● **GOAL OF THE EXERCISE**
Each line that holds the word "έχει" is to be identified and copied.

● **EXERCISE MATERIALS**

((

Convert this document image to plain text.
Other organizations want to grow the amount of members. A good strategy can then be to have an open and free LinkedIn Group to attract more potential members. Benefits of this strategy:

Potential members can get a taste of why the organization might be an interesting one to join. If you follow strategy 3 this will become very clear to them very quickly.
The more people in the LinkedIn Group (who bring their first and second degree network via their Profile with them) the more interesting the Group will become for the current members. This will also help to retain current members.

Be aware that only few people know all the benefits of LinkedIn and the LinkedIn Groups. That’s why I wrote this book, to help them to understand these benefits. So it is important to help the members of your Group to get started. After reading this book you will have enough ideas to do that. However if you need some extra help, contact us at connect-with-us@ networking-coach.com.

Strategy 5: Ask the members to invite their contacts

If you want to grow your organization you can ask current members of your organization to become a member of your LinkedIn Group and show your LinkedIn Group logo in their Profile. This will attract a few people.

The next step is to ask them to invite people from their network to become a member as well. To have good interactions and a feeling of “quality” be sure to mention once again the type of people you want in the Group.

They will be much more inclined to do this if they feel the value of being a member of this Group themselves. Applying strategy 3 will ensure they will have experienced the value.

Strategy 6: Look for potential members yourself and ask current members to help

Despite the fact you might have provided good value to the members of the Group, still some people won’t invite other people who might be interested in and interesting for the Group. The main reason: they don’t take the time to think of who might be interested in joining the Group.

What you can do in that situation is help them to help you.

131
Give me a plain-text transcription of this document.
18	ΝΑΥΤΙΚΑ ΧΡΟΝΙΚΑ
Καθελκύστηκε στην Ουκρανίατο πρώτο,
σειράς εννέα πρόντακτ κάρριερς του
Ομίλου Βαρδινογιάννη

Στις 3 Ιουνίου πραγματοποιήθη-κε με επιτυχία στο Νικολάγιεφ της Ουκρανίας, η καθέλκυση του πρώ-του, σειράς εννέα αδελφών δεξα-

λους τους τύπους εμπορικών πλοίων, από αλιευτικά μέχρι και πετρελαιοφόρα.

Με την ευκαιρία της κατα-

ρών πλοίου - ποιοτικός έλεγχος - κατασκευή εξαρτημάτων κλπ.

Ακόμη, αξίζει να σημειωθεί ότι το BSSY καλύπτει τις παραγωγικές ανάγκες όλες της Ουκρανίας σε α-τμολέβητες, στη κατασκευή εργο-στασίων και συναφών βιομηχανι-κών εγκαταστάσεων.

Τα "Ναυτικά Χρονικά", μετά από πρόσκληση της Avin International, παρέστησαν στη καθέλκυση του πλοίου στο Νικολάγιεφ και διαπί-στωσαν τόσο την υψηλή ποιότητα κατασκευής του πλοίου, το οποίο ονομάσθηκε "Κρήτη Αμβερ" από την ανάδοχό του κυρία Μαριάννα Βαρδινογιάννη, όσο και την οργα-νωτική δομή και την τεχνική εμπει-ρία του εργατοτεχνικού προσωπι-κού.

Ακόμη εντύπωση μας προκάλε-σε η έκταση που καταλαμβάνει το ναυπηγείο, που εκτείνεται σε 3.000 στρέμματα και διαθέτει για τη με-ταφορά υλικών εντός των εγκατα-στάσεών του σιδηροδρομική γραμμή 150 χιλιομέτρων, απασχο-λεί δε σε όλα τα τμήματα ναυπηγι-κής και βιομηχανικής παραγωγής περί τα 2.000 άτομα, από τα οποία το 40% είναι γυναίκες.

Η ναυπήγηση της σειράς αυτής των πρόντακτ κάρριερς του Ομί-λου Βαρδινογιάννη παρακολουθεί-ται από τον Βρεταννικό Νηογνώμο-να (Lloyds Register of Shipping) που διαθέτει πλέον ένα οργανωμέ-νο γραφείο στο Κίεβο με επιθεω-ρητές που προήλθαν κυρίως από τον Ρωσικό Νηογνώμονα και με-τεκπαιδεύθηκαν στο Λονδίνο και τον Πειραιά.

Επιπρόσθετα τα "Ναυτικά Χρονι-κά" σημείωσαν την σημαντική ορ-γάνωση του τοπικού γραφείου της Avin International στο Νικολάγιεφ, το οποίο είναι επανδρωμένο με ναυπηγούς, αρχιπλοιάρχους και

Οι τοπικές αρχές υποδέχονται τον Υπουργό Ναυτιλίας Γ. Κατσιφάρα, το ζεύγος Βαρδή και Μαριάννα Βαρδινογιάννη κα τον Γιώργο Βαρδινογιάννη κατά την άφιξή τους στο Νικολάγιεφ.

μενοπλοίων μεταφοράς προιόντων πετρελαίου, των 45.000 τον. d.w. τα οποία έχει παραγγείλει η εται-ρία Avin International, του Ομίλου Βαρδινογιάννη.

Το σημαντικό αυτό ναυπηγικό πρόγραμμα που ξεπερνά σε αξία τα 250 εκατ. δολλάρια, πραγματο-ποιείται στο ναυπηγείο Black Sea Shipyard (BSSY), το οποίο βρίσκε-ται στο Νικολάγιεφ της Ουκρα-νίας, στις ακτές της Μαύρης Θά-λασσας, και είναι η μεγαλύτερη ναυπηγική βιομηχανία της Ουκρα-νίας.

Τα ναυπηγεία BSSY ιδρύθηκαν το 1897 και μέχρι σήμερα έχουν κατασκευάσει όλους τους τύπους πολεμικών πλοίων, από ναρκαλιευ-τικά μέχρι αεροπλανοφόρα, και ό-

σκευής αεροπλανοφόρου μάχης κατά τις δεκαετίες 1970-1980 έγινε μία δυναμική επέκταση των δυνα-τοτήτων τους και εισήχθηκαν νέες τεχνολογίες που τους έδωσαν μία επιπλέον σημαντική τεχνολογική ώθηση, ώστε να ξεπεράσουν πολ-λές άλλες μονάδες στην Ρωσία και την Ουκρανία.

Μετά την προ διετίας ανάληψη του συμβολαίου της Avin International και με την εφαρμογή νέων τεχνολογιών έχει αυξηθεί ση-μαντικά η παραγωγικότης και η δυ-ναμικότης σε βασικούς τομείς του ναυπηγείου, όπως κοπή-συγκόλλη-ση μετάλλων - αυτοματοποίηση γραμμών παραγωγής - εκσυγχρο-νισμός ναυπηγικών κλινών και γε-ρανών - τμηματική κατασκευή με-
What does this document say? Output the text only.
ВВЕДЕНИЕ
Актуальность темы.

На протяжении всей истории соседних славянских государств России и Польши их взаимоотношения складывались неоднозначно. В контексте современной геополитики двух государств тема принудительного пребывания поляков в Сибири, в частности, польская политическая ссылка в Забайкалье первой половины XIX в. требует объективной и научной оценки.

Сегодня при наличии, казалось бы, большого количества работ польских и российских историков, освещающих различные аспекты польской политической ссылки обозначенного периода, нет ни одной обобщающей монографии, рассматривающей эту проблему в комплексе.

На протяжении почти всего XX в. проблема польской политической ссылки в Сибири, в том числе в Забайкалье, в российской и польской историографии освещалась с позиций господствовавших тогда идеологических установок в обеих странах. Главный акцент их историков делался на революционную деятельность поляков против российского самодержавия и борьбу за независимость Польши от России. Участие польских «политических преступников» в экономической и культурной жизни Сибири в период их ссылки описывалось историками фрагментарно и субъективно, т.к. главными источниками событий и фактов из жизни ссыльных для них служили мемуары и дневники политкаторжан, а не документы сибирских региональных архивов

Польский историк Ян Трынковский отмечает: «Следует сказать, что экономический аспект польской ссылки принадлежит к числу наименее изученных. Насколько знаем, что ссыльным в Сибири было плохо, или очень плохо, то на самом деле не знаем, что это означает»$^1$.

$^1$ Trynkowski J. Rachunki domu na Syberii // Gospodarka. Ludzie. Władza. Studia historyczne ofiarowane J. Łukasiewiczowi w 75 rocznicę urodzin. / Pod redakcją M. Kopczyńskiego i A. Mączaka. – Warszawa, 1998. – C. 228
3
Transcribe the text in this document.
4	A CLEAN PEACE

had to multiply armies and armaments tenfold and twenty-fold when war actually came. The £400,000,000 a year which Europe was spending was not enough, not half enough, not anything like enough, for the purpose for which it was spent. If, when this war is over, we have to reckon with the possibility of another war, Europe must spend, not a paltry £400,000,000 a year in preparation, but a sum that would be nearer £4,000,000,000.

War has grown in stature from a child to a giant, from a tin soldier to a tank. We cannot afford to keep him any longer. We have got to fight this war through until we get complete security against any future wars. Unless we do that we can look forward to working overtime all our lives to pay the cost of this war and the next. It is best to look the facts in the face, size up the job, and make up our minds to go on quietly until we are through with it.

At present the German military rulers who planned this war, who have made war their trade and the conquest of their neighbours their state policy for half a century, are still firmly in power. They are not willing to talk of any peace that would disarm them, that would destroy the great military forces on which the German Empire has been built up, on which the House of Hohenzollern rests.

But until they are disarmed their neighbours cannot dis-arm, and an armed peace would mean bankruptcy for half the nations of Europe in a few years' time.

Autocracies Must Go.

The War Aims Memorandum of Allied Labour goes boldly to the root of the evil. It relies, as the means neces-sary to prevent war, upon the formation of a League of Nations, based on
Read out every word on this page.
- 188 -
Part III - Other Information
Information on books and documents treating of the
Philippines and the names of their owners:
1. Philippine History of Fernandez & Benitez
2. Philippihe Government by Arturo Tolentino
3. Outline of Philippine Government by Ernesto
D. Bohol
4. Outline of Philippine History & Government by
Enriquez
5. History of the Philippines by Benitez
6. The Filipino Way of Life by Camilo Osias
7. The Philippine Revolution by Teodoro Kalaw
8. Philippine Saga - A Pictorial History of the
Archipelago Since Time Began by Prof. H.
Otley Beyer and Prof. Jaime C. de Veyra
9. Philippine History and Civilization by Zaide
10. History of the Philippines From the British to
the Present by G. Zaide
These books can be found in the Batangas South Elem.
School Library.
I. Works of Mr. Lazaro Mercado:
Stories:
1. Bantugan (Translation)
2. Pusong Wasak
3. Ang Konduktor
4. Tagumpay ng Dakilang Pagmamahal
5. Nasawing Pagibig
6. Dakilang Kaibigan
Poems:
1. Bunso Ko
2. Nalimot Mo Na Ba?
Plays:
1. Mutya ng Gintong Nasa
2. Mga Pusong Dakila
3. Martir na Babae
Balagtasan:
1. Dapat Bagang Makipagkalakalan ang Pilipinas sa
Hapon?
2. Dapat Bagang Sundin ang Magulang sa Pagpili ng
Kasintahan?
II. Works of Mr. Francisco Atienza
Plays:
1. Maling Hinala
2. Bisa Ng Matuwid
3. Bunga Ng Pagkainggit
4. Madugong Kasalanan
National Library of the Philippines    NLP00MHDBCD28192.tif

))

● **WRITTEN SOLUTION**
μενοπλοίων μεταφοράς προιόντων πετρελαίου, των 45.000 τον. d.w. τα οποία έχει παραγγείλει η εται-ρία Avin International, του Ομίλου Βαρδινογιάννη.
Μετά την προ διετίας ανάληψη του συμβολαίου της Avin International και με την εφαρμογή νέων τεχνολογιών έχει αυξηθεί ση-μαντικά η παραγωγικότης και η δυ-ναμικότης σε βασικούς τομείς του ναυπηγείου, όπως κοπή-συγκόλλη-ση μετάλλων - αυτοματοποίηση γραμμών παραγωγής - εκσυγχρο-νισμός ναυπηγικών κλινών και γε-ρανών - τμηματική κατασκευή με-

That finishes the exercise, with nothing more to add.